> **Dataset records**:
┄┄┄┄┄┄┄┄┄┄┄┄┄┄┄┄┄┄┄┄

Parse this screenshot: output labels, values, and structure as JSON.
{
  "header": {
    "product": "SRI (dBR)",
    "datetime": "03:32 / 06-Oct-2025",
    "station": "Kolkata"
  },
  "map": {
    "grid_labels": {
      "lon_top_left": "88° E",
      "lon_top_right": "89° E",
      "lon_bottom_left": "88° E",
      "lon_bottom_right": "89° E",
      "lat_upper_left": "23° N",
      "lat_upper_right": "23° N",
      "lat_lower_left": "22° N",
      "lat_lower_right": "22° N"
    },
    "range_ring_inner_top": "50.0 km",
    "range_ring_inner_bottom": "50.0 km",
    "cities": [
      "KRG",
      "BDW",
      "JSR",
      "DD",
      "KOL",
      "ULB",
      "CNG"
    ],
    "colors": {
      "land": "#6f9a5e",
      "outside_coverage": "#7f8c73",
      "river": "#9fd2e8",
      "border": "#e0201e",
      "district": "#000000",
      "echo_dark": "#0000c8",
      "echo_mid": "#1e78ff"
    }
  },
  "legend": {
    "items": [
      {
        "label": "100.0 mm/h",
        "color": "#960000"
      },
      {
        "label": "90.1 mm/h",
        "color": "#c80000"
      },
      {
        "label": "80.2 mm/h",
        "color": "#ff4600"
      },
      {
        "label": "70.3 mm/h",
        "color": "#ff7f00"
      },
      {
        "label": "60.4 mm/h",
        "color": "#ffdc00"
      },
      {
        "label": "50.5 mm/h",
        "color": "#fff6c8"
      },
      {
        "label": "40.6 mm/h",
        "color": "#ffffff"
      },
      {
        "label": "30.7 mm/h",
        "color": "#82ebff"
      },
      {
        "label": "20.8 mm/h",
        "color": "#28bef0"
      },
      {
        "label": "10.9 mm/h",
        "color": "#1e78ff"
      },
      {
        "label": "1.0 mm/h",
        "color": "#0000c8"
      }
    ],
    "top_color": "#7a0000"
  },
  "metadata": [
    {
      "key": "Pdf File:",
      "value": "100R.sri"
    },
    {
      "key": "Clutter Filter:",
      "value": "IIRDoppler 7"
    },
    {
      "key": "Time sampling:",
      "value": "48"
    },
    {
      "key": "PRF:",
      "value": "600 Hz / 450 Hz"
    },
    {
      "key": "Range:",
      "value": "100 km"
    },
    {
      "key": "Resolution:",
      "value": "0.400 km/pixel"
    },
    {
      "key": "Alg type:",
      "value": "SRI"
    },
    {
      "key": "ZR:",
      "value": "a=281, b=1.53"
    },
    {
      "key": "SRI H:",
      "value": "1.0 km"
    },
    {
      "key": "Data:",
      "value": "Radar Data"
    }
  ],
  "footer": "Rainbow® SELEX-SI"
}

┄┄┄┄┄┄┄┄┄┄┄┄┄┄┄┄┄┄┄┄

> **GIVEN REQUEST**: Write out the full listing, keeping every line exactly as it is.

> **EXERCISE RESPONSE**:
Parse this screenshot: output labels, values, and structure as JSON.
{
  "header": {
    "product": "SRI (dBR)",
    "datetime": "03:32 / 06-Oct-2025",
    "station": "Kolkata"
  },
  "map": {
    "grid_labels": {
      "lon_top_left": "88° E",
      "lon_top_right": "89° E",
      "lon_bottom_left": "88° E",
      "lon_bottom_right": "89° E",
      "lat_upper_left": "23° N",
      "lat_upper_right": "23° N",
      "lat_lower_left": "22° N",
      "lat_lower_right": "22° N"
    },
    "range_ring_inner_top": "50.0 km",
    "range_ring_inner_bottom": "50.0 km",
    "cities": [
      "KRG",
      "BDW",
      "JSR",
      "DD",
      "KOL",
      "ULB",
      "CNG"
    ],
    "colors": {
      "land": "#6f9a5e",
      "outside_coverage": "#7f8c73",
      "river": "#9fd2e8",
      "border": "#e0201e",
      "district": "#000000",
      "echo_dark": "#0000c8",
      "echo_mid": "#1e78ff"
    }
  },
  "legend": {
    "items": [
      {
        "label": "100.0 mm/h",
        "color": "#960000"
      },
      {
        "label": "90.1 mm/h",
        "color": "#c80000"
      },
      {
        "label": "80.2 mm/h",
        "color": "#ff4600"
      },
      {
        "label": "70.3 mm/h",
        "color": "#ff7f00"
      },
      {
        "label": "60.4 mm/h",
        "color": "#ffdc00"
      },
      {
        "label": "50.5 mm/h",
        "color": "#fff6c8"
      },
      {
        "label": "40.6 mm/h",
        "color": "#ffffff"
      },
      {
        "label": "30.7 mm/h",
        "color": "#82ebff"
      },
      {
        "label": "20.8 mm/h",
        "color": "#28bef0"
      },
      {
        "label": "10.9 mm/h",
        "color": "#1e78ff"
      },
      {
        "label": "1.0 mm/h",
        "color": "#0000c8"
      }
    ],
    "top_color": "#7a0000"
  },
  "metadata": [
    {
      "key": "Pdf File:",
      "value": "100R.sri"
    },
    {
      "key": "Clutter Filter:",
      "value": "IIRDoppler 7"
    },
    {
      "key": "Time sampling:",
      "value": "48"
    },
    {
      "key": "PRF:",
      "value": "600 Hz / 450 Hz"
    },
    {
      "key": "Range:",
      "value": "100 km"
    },
    {
      "key": "Resolution:",
      "value": "0.400 km/pixel"
    },
    {
      "key": "Alg type:",
      "value": "SRI"
    },
    {
      "key": "ZR:",
      "value": "a=281, b=1.53"
    },
    {
      "key": "SRI H:",
      "value": "1.0 km"
    },
    {
      "key": "Data:",
      "value": "Radar Data"
    }
  ],
  "footer": "Rainbow® SELEX-SI"
}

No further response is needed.